**TASK OBJECTIVE**
Spot each line that carries the word "annotation"; copy those lines.

**LISTING**
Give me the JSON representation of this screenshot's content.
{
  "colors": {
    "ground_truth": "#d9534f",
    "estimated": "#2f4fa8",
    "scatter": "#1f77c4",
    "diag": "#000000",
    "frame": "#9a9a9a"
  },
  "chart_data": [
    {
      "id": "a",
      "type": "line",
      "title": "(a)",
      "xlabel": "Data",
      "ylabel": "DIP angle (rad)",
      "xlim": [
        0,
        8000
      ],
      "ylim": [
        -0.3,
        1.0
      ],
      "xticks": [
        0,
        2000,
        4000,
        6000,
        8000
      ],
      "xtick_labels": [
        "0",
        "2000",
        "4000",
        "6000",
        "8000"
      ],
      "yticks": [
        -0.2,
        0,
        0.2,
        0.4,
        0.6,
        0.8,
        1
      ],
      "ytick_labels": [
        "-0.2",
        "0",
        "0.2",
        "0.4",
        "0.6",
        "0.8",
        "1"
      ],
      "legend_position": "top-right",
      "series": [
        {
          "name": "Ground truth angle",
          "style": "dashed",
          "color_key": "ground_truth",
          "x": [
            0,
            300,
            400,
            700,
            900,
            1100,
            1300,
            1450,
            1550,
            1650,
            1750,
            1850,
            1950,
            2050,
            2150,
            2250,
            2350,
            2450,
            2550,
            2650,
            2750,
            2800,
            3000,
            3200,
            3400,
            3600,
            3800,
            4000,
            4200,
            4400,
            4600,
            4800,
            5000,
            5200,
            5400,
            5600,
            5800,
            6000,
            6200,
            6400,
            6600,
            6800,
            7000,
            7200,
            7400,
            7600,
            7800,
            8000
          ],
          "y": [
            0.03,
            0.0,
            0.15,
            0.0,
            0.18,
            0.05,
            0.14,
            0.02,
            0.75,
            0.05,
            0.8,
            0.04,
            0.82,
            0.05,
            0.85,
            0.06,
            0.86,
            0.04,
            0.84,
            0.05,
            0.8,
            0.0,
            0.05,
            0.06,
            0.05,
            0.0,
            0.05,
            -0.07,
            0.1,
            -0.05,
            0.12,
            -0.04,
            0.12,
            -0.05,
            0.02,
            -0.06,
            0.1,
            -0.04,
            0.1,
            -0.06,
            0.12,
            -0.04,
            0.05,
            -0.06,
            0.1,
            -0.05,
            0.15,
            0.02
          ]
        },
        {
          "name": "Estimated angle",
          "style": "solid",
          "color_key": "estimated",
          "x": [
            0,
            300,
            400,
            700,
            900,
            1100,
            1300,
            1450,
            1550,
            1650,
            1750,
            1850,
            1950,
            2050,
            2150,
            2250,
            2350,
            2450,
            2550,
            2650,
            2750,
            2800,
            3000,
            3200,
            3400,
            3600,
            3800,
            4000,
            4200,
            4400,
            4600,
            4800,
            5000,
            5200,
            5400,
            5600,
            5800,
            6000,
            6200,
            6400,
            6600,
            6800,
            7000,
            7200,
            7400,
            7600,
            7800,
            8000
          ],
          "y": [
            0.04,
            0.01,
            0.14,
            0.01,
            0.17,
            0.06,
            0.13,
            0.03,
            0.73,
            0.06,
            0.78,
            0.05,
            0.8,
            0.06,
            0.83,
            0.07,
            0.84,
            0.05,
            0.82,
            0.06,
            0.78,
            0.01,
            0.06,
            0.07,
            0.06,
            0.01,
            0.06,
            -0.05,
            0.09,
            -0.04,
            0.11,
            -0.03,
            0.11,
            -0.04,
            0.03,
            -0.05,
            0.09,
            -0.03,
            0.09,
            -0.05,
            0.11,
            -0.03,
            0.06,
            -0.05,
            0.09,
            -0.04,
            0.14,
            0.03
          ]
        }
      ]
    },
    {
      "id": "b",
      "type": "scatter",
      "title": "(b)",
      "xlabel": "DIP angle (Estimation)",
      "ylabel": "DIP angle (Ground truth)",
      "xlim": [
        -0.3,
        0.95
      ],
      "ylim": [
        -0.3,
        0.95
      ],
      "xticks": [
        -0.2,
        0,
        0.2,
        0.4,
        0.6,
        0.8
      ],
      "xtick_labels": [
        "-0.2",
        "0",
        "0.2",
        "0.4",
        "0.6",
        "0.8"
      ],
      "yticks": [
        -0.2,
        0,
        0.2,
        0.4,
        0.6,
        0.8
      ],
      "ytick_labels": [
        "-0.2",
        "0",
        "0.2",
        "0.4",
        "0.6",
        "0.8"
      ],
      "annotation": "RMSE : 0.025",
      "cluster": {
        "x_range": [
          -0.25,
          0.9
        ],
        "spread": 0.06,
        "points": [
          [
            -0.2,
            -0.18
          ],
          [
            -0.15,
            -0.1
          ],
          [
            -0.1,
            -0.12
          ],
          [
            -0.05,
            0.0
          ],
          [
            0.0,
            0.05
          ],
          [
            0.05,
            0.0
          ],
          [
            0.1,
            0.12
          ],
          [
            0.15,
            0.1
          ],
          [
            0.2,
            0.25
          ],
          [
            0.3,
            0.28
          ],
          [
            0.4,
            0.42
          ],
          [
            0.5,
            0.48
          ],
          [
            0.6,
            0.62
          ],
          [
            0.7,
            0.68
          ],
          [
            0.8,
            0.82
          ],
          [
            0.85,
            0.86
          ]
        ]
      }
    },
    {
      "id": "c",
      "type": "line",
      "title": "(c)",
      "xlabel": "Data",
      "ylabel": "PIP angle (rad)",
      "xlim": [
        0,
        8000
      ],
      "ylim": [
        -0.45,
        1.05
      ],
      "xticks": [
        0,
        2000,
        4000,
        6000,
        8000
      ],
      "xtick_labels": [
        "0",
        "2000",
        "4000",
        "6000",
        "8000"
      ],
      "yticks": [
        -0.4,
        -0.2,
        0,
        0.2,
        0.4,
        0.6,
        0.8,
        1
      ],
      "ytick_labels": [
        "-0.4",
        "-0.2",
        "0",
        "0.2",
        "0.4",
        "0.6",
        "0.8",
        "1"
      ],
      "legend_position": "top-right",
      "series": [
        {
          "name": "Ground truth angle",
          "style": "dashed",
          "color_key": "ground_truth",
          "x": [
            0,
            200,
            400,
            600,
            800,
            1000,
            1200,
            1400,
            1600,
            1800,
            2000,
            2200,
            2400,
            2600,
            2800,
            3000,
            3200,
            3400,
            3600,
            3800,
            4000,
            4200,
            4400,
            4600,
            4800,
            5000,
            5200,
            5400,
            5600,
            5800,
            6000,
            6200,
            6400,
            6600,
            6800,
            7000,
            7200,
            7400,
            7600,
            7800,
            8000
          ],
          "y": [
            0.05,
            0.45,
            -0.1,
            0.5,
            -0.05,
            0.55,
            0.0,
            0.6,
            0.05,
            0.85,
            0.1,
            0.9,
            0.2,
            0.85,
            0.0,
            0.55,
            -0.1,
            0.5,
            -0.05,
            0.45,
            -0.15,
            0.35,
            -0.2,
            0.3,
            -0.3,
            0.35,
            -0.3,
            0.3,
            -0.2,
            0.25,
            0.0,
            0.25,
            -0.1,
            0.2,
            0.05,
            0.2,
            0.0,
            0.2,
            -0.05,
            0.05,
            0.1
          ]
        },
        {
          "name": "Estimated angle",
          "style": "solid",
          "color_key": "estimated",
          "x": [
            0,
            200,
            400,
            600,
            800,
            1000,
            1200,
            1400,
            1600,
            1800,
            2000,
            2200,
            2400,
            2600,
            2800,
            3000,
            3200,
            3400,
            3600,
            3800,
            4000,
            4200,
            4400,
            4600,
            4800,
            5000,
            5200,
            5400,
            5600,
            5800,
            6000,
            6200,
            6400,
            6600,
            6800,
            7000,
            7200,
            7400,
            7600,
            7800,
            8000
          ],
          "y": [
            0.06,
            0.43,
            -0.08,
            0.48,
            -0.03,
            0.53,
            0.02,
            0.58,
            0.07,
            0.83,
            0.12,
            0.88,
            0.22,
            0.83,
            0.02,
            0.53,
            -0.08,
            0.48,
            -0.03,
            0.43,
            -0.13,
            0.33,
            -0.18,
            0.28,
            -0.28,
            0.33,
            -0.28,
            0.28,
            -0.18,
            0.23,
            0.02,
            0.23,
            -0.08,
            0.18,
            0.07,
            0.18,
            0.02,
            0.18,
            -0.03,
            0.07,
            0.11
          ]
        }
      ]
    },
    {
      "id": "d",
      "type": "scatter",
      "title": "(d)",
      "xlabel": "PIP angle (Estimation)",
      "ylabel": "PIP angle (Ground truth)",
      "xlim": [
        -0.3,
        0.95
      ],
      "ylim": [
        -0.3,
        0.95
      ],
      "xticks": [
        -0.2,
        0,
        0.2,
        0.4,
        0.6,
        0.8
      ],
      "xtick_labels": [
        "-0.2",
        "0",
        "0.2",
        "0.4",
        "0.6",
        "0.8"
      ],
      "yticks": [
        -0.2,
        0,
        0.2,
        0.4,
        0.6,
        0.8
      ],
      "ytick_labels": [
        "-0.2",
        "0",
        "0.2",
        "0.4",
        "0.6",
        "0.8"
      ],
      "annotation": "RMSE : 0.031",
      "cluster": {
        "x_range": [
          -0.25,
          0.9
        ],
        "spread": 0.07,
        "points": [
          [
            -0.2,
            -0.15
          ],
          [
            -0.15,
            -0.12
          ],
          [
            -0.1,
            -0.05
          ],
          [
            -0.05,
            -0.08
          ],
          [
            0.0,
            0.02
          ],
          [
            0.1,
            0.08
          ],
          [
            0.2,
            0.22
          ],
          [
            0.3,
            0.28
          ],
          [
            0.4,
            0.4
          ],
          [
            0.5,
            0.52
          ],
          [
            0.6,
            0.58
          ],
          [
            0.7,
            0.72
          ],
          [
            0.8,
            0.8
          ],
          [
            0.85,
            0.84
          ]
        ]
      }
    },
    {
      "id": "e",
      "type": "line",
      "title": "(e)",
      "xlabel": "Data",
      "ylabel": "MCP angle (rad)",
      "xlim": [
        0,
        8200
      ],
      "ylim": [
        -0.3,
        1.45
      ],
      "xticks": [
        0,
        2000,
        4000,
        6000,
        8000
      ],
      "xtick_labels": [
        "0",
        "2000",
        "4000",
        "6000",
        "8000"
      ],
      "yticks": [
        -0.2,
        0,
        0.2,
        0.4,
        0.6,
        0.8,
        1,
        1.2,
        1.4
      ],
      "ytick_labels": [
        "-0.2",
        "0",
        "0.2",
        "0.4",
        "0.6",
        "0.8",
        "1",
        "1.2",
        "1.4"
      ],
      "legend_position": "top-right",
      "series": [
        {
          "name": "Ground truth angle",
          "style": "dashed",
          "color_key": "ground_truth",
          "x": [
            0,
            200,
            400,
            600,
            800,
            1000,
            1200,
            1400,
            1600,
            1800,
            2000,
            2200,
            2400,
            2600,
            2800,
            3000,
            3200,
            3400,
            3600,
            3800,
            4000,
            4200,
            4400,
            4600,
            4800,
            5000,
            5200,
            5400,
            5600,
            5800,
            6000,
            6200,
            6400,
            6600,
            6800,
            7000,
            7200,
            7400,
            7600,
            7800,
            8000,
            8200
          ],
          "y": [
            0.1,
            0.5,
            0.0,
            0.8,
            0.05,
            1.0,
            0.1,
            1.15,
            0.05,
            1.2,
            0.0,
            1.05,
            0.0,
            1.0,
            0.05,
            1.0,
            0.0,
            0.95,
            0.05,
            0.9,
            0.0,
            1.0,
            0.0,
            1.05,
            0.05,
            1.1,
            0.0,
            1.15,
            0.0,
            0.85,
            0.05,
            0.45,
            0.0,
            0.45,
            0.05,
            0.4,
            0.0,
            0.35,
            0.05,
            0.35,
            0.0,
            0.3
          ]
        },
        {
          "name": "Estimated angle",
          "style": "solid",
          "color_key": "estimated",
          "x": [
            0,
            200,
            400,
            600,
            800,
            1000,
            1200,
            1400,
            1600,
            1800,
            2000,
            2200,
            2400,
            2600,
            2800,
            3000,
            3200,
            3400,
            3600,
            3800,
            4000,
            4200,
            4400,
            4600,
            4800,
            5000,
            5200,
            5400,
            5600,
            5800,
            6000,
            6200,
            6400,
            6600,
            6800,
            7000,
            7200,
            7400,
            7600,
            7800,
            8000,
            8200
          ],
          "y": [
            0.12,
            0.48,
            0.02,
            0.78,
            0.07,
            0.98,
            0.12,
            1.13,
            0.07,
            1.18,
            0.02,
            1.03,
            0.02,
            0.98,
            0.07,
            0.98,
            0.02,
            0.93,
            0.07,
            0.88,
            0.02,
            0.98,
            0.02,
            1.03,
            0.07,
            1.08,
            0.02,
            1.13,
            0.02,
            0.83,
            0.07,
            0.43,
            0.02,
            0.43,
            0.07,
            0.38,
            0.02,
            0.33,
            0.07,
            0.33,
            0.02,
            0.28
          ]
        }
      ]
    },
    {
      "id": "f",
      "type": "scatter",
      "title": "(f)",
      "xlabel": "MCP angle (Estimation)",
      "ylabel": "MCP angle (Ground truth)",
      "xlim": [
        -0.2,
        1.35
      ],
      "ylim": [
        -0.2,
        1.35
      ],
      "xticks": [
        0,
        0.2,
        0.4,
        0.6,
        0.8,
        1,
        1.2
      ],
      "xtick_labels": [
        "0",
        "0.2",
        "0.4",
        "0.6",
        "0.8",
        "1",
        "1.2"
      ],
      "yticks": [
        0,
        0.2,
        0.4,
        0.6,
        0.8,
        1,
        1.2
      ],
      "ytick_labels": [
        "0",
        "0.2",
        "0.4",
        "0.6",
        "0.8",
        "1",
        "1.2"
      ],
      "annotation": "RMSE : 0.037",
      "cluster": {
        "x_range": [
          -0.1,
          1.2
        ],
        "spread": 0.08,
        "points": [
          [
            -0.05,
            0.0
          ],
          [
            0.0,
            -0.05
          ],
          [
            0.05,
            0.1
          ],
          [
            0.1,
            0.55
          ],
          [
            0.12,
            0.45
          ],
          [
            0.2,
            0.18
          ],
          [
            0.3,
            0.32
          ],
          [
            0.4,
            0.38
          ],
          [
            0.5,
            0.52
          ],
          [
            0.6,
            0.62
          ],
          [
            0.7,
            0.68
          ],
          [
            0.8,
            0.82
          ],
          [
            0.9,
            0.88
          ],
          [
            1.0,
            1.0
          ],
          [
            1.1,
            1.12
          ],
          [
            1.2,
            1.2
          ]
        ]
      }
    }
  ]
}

**EXERCISE OUTPUT**
      "annotation": "RMSE : 0.025",
      "annotation": "RMSE : 0.031",
      "annotation": "RMSE : 0.037",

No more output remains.